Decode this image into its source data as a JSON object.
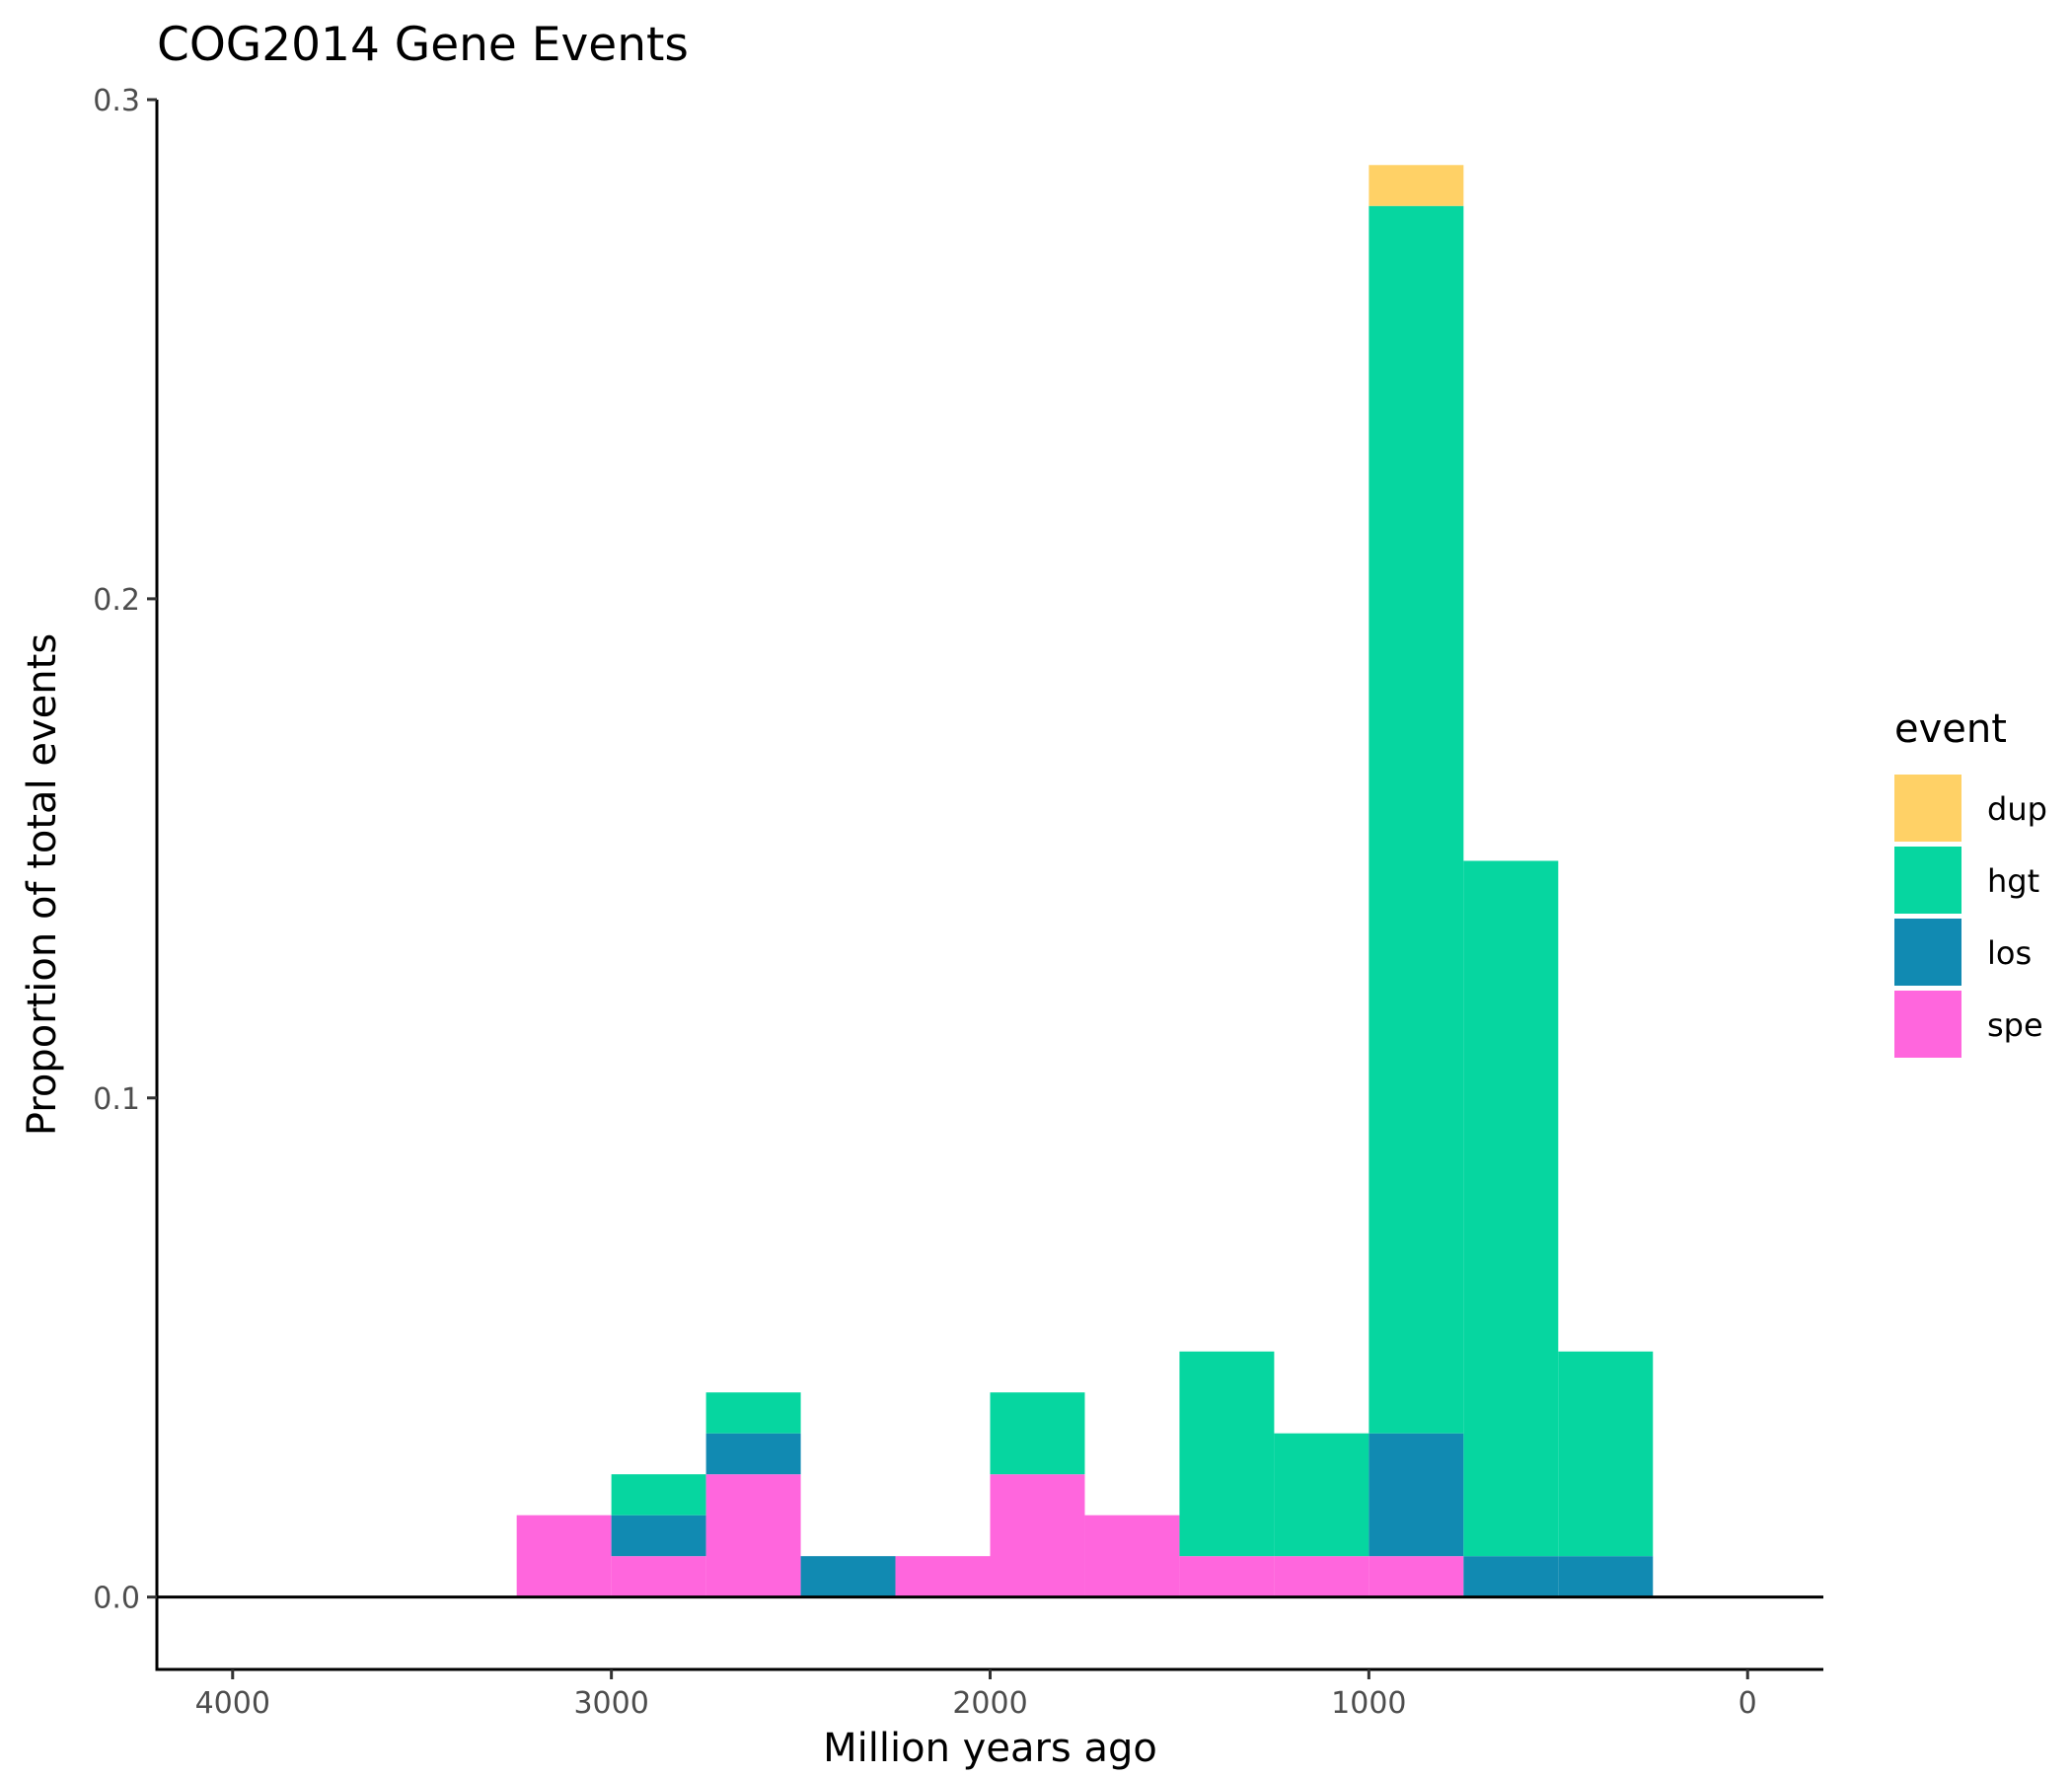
{
  "chart_data": {
    "type": "bar",
    "title": "COG2014 Gene Events",
    "xlabel": "Million years ago",
    "ylabel": "Proportion of total events",
    "x_reversed": true,
    "xlim": [
      4200,
      -200
    ],
    "ylim": [
      -0.0145,
      0.3
    ],
    "bin_width": 250,
    "xticks": [
      4000,
      3000,
      2000,
      1000,
      0
    ],
    "xtick_labels": [
      "4000",
      "3000",
      "2000",
      "1000",
      "0"
    ],
    "yticks": [
      0.0,
      0.1,
      0.2,
      0.3
    ],
    "ytick_labels": [
      "0.0",
      "0.1",
      "0.2",
      "0.3"
    ],
    "stacked": true,
    "grid": false,
    "legend_title": "event",
    "legend_position": "right",
    "bin_centers": [
      3125,
      2875,
      2625,
      2375,
      2125,
      1875,
      1625,
      1375,
      1125,
      875,
      625,
      375
    ],
    "series": [
      {
        "name": "spe",
        "color": "#FF66DD",
        "values": [
          0.0164,
          0.0082,
          0.0246,
          0.0,
          0.0082,
          0.0246,
          0.0164,
          0.0082,
          0.0082,
          0.0082,
          0.0,
          0.0
        ]
      },
      {
        "name": "los",
        "color": "#118AB2",
        "values": [
          0.0,
          0.0082,
          0.0082,
          0.0082,
          0.0,
          0.0,
          0.0,
          0.0,
          0.0,
          0.0246,
          0.0082,
          0.0082
        ]
      },
      {
        "name": "hgt",
        "color": "#06D6A0",
        "values": [
          0.0,
          0.0082,
          0.0082,
          0.0,
          0.0,
          0.0164,
          0.0,
          0.041,
          0.0246,
          0.2459,
          0.1393,
          0.041
        ]
      },
      {
        "name": "dup",
        "color": "#FFD166",
        "values": [
          0.0,
          0.0,
          0.0,
          0.0,
          0.0,
          0.0,
          0.0,
          0.0,
          0.0,
          0.0082,
          0.0,
          0.0
        ]
      }
    ],
    "legend_order": [
      "dup",
      "hgt",
      "los",
      "spe"
    ]
  }
}
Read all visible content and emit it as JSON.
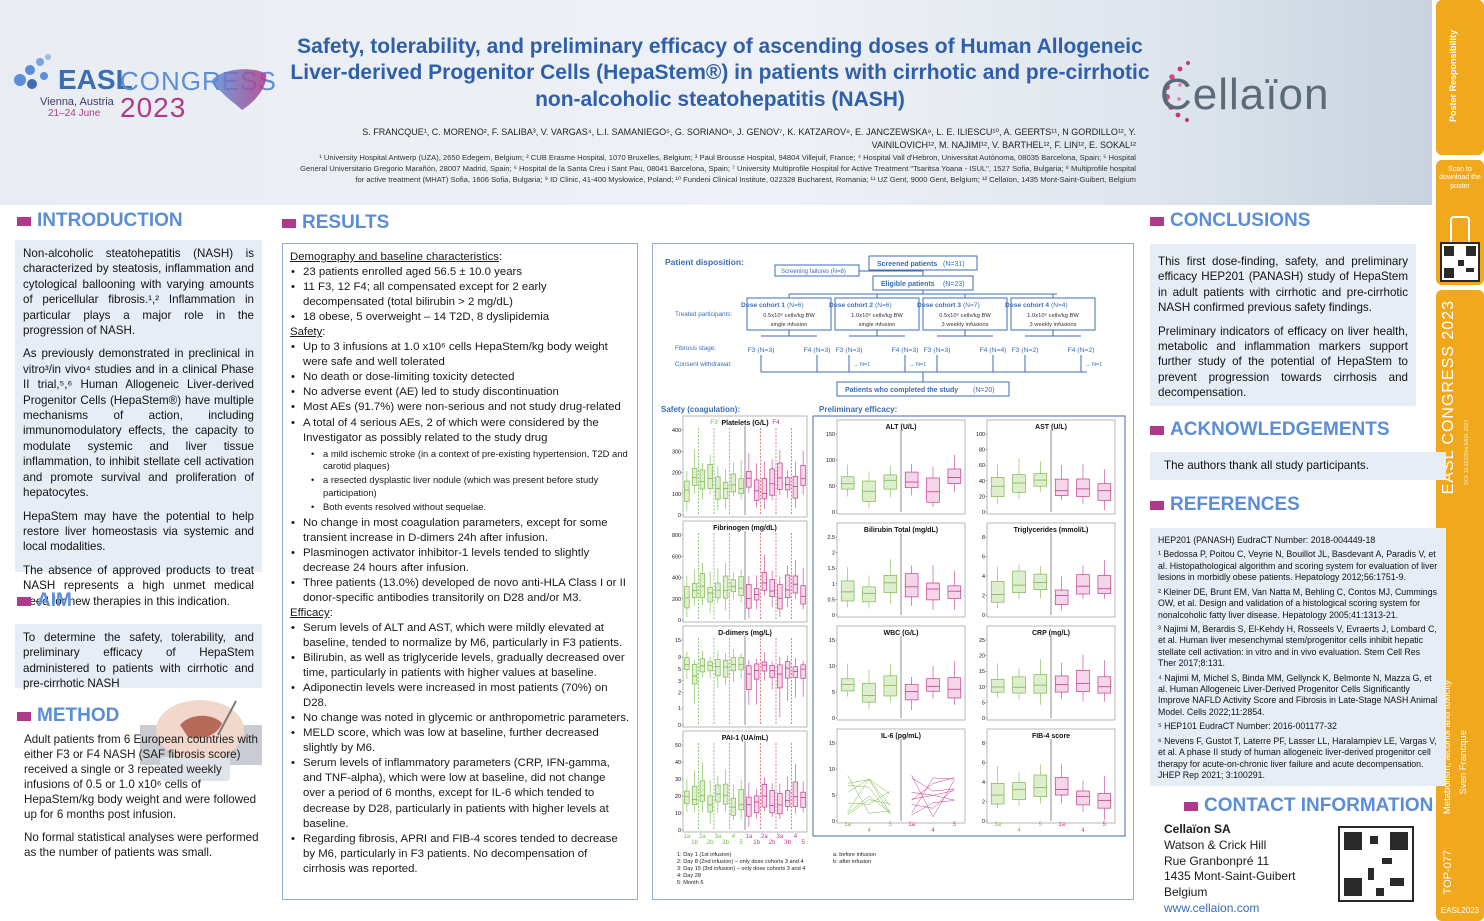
--------
» HOW TO COMPLETE THIS TASK:
Any pictures above are to be left out. Retype the rest of the records exactly.

» YOUR RESPONSE:
Decode this image into its source data as a JSON object.
{
  "chart_data": {
    "type": "bar",
    "title": "COG2014 Gene Events",
    "xlabel": "Million years ago",
    "ylabel": "Proportion of total events",
    "x_reversed": true,
    "xlim": [
      4200,
      -200
    ],
    "ylim": [
      -0.0145,
      0.3
    ],
    "bin_width": 250,
    "xticks": [
      4000,
      3000,
      2000,
      1000,
      0
    ],
    "xtick_labels": [
      "4000",
      "3000",
      "2000",
      "1000",
      "0"
    ],
    "yticks": [
      0.0,
      0.1,
      0.2,
      0.3
    ],
    "ytick_labels": [
      "0.0",
      "0.1",
      "0.2",
      "0.3"
    ],
    "stacked": true,
    "grid": false,
    "legend_title": "event",
    "legend_position": "right",
    "bin_centers": [
      3125,
      2875,
      2625,
      2375,
      2125,
      1875,
      1625,
      1375,
      1125,
      875,
      625,
      375
    ],
    "series": [
      {
        "name": "spe",
        "color": "#FF66DD",
        "values": [
          0.0164,
          0.0082,
          0.0246,
          0.0,
          0.0082,
          0.0246,
          0.0164,
          0.0082,
          0.0082,
          0.0082,
          0.0,
          0.0
        ]
      },
      {
        "name": "los",
        "color": "#118AB2",
        "values": [
          0.0,
          0.0082,
          0.0082,
          0.0082,
          0.0,
          0.0,
          0.0,
          0.0,
          0.0,
          0.0246,
          0.0082,
          0.0082
        ]
      },
      {
        "name": "hgt",
        "color": "#06D6A0",
        "values": [
          0.0,
          0.0082,
          0.0082,
          0.0,
          0.0,
          0.0164,
          0.0,
          0.041,
          0.0246,
          0.2459,
          0.1393,
          0.041
        ]
      },
      {
        "name": "dup",
        "color": "#FFD166",
        "values": [
          0.0,
          0.0,
          0.0,
          0.0,
          0.0,
          0.0,
          0.0,
          0.0,
          0.0,
          0.0082,
          0.0,
          0.0
        ]
      }
    ],
    "legend_order": [
      "dup",
      "hgt",
      "los",
      "spe"
    ]
  }
}
Read all visible content and emit it as JSON.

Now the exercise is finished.